Problem statement -
Reproduce all of the material exactly as shown.

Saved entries
==============================
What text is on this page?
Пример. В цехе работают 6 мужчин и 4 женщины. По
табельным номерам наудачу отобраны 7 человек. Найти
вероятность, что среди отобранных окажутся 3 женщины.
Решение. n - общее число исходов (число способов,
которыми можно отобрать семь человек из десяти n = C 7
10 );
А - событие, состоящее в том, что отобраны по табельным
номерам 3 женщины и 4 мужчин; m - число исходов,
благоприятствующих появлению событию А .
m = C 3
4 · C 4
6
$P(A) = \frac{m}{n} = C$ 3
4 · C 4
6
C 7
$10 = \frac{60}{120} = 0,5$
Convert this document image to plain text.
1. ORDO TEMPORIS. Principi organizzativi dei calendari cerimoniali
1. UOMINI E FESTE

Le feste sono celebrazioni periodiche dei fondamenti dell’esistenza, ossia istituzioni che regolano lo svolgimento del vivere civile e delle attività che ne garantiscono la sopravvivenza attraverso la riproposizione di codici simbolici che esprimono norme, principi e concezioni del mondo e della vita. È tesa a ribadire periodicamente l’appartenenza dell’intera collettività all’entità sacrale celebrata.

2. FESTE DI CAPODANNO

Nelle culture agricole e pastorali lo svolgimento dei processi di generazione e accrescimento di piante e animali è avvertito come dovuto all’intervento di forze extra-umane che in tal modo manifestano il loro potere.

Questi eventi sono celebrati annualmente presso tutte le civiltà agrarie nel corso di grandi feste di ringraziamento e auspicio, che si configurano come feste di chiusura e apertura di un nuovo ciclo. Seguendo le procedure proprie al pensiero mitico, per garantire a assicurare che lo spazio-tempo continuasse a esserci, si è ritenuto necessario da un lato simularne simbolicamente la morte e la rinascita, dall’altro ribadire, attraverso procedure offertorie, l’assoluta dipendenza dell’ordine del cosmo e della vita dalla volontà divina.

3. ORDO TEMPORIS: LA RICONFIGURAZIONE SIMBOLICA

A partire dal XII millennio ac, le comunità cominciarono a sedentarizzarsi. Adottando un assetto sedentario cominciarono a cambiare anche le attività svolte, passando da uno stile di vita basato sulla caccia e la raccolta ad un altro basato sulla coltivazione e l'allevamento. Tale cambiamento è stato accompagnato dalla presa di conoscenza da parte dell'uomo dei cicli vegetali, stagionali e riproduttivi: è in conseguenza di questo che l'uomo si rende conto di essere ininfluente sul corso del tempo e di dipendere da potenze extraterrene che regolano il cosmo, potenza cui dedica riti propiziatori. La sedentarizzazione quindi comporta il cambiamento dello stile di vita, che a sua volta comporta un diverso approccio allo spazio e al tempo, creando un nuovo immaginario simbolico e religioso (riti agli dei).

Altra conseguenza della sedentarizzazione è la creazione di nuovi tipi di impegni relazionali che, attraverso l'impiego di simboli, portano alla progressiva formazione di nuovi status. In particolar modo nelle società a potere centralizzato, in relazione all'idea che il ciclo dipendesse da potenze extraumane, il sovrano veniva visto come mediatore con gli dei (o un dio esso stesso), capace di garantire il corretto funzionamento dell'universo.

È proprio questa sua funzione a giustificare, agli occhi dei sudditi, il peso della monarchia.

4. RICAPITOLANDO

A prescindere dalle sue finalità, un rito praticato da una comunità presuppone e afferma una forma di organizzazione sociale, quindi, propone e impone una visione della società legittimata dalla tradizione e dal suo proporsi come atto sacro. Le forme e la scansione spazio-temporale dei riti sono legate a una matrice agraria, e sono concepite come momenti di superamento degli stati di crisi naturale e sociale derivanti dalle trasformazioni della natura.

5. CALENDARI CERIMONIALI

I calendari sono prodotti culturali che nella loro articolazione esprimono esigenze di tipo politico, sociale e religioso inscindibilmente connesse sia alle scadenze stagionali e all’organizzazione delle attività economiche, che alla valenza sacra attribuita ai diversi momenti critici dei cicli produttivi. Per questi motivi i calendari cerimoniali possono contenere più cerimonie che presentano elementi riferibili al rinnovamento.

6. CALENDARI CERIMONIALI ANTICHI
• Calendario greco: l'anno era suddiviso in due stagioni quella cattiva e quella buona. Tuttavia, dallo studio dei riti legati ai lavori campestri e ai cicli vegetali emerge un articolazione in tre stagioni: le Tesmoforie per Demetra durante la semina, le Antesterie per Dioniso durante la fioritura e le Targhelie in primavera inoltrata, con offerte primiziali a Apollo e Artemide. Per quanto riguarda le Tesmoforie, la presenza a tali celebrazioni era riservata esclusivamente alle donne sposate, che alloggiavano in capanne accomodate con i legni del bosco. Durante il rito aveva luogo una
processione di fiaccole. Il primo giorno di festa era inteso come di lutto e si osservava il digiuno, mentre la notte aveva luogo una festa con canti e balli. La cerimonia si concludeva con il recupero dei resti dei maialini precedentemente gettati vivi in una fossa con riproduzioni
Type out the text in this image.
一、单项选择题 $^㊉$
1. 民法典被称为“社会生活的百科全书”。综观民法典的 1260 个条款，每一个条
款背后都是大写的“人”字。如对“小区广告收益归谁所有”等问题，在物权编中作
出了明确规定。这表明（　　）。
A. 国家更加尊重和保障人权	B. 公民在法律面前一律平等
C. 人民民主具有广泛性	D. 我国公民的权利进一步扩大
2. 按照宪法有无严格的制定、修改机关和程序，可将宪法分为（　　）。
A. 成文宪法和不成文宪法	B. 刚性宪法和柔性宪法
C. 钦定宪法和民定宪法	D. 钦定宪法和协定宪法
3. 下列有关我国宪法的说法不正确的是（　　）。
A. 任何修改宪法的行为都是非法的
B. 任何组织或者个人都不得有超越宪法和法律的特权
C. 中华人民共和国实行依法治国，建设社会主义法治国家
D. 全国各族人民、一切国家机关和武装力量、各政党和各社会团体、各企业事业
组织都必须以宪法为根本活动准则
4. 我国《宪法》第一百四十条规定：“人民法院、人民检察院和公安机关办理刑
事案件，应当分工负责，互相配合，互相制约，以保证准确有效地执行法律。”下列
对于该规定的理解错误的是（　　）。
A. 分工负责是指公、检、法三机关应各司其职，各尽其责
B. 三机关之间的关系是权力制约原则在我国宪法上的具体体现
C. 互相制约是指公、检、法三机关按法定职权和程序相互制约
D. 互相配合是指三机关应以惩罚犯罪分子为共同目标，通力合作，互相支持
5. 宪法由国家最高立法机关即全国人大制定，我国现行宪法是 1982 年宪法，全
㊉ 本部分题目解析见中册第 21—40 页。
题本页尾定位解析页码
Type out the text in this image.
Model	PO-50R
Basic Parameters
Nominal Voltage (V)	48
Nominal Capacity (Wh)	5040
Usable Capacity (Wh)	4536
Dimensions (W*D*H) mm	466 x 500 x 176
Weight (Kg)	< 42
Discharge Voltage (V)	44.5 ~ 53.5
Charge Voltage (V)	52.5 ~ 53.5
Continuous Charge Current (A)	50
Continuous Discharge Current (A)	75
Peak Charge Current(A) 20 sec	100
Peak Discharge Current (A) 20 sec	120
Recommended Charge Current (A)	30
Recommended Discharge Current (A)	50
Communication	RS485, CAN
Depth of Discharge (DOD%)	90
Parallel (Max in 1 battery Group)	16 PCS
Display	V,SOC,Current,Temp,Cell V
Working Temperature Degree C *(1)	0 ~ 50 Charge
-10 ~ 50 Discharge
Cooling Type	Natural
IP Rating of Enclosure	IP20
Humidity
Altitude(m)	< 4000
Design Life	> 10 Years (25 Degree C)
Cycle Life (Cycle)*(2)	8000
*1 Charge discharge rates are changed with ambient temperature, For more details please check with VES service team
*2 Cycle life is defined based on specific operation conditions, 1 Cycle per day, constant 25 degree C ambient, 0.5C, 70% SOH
==============================
Written reply -
What text is on this page?
Пример. В цехе работают 6 мужчин и 4 женщины. По
табельным номерам наудачу отобраны 7 человек. Найти
вероятность, что среди отобранных окажутся 3 женщины.
Решение. n - общее число исходов (число способов,
которыми можно отобрать семь человек из десяти n = C 7
10 );
А - событие, состоящее в том, что отобраны по табельным
номерам 3 женщины и 4 мужчин; m - число исходов,
благоприятствующих появлению событию А .
m = C 3
4 · C 4
6
$P(A) = \frac{m}{n} = C$ 3
4 · C 4
6
C 7
$10 = \frac{60}{120} = 0,5$
Convert this document image to plain text.
1. ORDO TEMPORIS. Principi organizzativi dei calendari cerimoniali
1. UOMINI E FESTE

Le feste sono celebrazioni periodiche dei fondamenti dell’esistenza, ossia istituzioni che regolano lo svolgimento del vivere civile e delle attività che ne garantiscono la sopravvivenza attraverso la riproposizione di codici simbolici che esprimono norme, principi e concezioni del mondo e della vita. È tesa a ribadire periodicamente l’appartenenza dell’intera collettività all’entità sacrale celebrata.

2. FESTE DI CAPODANNO

Nelle culture agricole e pastorali lo svolgimento dei processi di generazione e accrescimento di piante e animali è avvertito come dovuto all’intervento di forze extra-umane che in tal modo manifestano il loro potere.

Questi eventi sono celebrati annualmente presso tutte le civiltà agrarie nel corso di grandi feste di ringraziamento e auspicio, che si configurano come feste di chiusura e apertura di un nuovo ciclo. Seguendo le procedure proprie al pensiero mitico, per garantire a assicurare che lo spazio-tempo continuasse a esserci, si è ritenuto necessario da un lato simularne simbolicamente la morte e la rinascita, dall’altro ribadire, attraverso procedure offertorie, l’assoluta dipendenza dell’ordine del cosmo e della vita dalla volontà divina.

3. ORDO TEMPORIS: LA RICONFIGURAZIONE SIMBOLICA

A partire dal XII millennio ac, le comunità cominciarono a sedentarizzarsi. Adottando un assetto sedentario cominciarono a cambiare anche le attività svolte, passando da uno stile di vita basato sulla caccia e la raccolta ad un altro basato sulla coltivazione e l'allevamento. Tale cambiamento è stato accompagnato dalla presa di conoscenza da parte dell'uomo dei cicli vegetali, stagionali e riproduttivi: è in conseguenza di questo che l'uomo si rende conto di essere ininfluente sul corso del tempo e di dipendere da potenze extraterrene che regolano il cosmo, potenza cui dedica riti propiziatori. La sedentarizzazione quindi comporta il cambiamento dello stile di vita, che a sua volta comporta un diverso approccio allo spazio e al tempo, creando un nuovo immaginario simbolico e religioso (riti agli dei).

Altra conseguenza della sedentarizzazione è la creazione di nuovi tipi di impegni relazionali che, attraverso l'impiego di simboli, portano alla progressiva formazione di nuovi status. In particolar modo nelle società a potere centralizzato, in relazione all'idea che il ciclo dipendesse da potenze extraumane, il sovrano veniva visto come mediatore con gli dei (o un dio esso stesso), capace di garantire il corretto funzionamento dell'universo.

È proprio questa sua funzione a giustificare, agli occhi dei sudditi, il peso della monarchia.

4. RICAPITOLANDO

A prescindere dalle sue finalità, un rito praticato da una comunità presuppone e afferma una forma di organizzazione sociale, quindi, propone e impone una visione della società legittimata dalla tradizione e dal suo proporsi come atto sacro. Le forme e la scansione spazio-temporale dei riti sono legate a una matrice agraria, e sono concepite come momenti di superamento degli stati di crisi naturale e sociale derivanti dalle trasformazioni della natura.

5. CALENDARI CERIMONIALI

I calendari sono prodotti culturali che nella loro articolazione esprimono esigenze di tipo politico, sociale e religioso inscindibilmente connesse sia alle scadenze stagionali e all’organizzazione delle attività economiche, che alla valenza sacra attribuita ai diversi momenti critici dei cicli produttivi. Per questi motivi i calendari cerimoniali possono contenere più cerimonie che presentano elementi riferibili al rinnovamento.

6. CALENDARI CERIMONIALI ANTICHI
• Calendario greco: l'anno era suddiviso in due stagioni quella cattiva e quella buona. Tuttavia, dallo studio dei riti legati ai lavori campestri e ai cicli vegetali emerge un articolazione in tre stagioni: le Tesmoforie per Demetra durante la semina, le Antesterie per Dioniso durante la fioritura e le Targhelie in primavera inoltrata, con offerte primiziali a Apollo e Artemide. Per quanto riguarda le Tesmoforie, la presenza a tali celebrazioni era riservata esclusivamente alle donne sposate, che alloggiavano in capanne accomodate con i legni del bosco. Durante il rito aveva luogo una
processione di fiaccole. Il primo giorno di festa era inteso come di lutto e si osservava il digiuno, mentre la notte aveva luogo una festa con canti e balli. La cerimonia si concludeva con il recupero dei resti dei maialini precedentemente gettati vivi in una fossa con riproduzioni
Type out the text in this image.
一、单项选择题 $^㊉$
1. 民法典被称为“社会生活的百科全书”。综观民法典的 1260 个条款，每一个条
款背后都是大写的“人”字。如对“小区广告收益归谁所有”等问题，在物权编中作
出了明确规定。这表明（　　）。
A. 国家更加尊重和保障人权	B. 公民在法律面前一律平等
C. 人民民主具有广泛性	D. 我国公民的权利进一步扩大
2. 按照宪法有无严格的制定、修改机关和程序，可将宪法分为（　　）。
A. 成文宪法和不成文宪法	B. 刚性宪法和柔性宪法
C. 钦定宪法和民定宪法	D. 钦定宪法和协定宪法
3. 下列有关我国宪法的说法不正确的是（　　）。
A. 任何修改宪法的行为都是非法的
B. 任何组织或者个人都不得有超越宪法和法律的特权
C. 中华人民共和国实行依法治国，建设社会主义法治国家
D. 全国各族人民、一切国家机关和武装力量、各政党和各社会团体、各企业事业
组织都必须以宪法为根本活动准则
4. 我国《宪法》第一百四十条规定：“人民法院、人民检察院和公安机关办理刑
事案件，应当分工负责，互相配合，互相制约，以保证准确有效地执行法律。”下列
对于该规定的理解错误的是（　　）。
A. 分工负责是指公、检、法三机关应各司其职，各尽其责
B. 三机关之间的关系是权力制约原则在我国宪法上的具体体现
C. 互相制约是指公、检、法三机关按法定职权和程序相互制约
D. 互相配合是指三机关应以惩罚犯罪分子为共同目标，通力合作，互相支持
5. 宪法由国家最高立法机关即全国人大制定，我国现行宪法是 1982 年宪法，全
㊉ 本部分题目解析见中册第 21—40 页。
题本页尾定位解析页码
Type out the text in this image.
Model	PO-50R
Basic Parameters
Nominal Voltage (V)	48
Nominal Capacity (Wh)	5040
Usable Capacity (Wh)	4536
Dimensions (W*D*H) mm	466 x 500 x 176
Weight (Kg)	< 42
Discharge Voltage (V)	44.5 ~ 53.5
Charge Voltage (V)	52.5 ~ 53.5
Continuous Charge Current (A)	50
Continuous Discharge Current (A)	75
Peak Charge Current(A) 20 sec	100
Peak Discharge Current (A) 20 sec	120
Recommended Charge Current (A)	30
Recommended Discharge Current (A)	50
Communication	RS485, CAN
Depth of Discharge (DOD%)	90
Parallel (Max in 1 battery Group)	16 PCS
Display	V,SOC,Current,Temp,Cell V
Working Temperature Degree C *(1)	0 ~ 50 Charge
-10 ~ 50 Discharge
Cooling Type	Natural
IP Rating of Enclosure	IP20
Humidity
Altitude(m)	< 4000
Design Life	> 10 Years (25 Degree C)
Cycle Life (Cycle)*(2)	8000
*1 Charge discharge rates are changed with ambient temperature, For more details please check with VES service team
*2 Cycle life is defined based on specific operation conditions, 1 Cycle per day, constant 25 degree C ambient, 0.5C, 70% SOH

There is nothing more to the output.